• [Given task]
Gather every line in the records below that contains the word "Comunhão".

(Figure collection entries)
***

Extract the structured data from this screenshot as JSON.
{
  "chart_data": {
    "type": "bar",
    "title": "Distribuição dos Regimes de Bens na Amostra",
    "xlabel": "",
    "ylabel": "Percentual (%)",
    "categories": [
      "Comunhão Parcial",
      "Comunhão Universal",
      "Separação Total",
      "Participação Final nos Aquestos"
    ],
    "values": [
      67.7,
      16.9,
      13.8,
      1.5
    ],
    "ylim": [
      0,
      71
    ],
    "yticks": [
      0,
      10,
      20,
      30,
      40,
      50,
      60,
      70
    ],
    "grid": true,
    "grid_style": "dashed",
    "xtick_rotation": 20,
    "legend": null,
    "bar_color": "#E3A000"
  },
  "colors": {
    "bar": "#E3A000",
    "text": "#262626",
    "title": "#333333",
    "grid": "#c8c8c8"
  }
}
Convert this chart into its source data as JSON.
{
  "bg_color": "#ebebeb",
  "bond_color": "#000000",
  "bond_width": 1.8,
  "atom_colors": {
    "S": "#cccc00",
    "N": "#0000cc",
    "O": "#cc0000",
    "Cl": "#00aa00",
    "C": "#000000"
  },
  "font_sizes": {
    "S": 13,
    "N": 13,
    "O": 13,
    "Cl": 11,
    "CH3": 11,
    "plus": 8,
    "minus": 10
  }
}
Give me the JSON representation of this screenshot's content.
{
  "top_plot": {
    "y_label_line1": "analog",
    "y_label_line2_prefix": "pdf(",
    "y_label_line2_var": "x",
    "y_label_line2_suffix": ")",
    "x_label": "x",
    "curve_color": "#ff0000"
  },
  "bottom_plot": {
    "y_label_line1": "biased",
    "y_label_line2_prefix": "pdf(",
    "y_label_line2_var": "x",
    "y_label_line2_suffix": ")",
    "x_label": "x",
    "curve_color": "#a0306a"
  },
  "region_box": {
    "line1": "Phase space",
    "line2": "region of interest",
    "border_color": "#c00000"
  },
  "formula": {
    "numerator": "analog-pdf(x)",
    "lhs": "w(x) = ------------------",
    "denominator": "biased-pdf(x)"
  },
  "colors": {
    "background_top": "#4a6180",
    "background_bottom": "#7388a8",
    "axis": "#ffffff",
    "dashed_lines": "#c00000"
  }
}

***

• [Task response]
      "Comunhão Parcial",
      "Comunhão Universal",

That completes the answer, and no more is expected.